(LISTING)
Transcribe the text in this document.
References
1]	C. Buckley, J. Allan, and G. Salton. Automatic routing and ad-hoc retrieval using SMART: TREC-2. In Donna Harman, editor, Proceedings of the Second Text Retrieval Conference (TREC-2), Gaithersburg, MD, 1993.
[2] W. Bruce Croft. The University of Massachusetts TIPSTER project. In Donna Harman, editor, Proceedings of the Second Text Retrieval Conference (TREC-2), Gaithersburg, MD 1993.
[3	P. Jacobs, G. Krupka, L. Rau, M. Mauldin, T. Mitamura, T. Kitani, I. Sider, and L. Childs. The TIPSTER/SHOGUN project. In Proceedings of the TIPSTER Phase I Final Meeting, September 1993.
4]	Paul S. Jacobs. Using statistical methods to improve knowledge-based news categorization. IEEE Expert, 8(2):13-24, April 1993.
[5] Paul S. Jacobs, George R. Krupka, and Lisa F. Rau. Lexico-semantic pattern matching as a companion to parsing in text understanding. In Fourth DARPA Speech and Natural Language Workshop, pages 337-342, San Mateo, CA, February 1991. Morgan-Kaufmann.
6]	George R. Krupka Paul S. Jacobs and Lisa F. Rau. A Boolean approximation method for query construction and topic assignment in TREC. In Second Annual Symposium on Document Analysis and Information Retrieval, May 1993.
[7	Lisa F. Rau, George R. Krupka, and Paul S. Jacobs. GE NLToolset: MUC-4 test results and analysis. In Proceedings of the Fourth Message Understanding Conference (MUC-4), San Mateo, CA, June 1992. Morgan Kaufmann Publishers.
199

(CHALLENGE)
In the entries above, how many lines contain the word "Donna"? Answer with the number only.

(TASK ANSWER)
2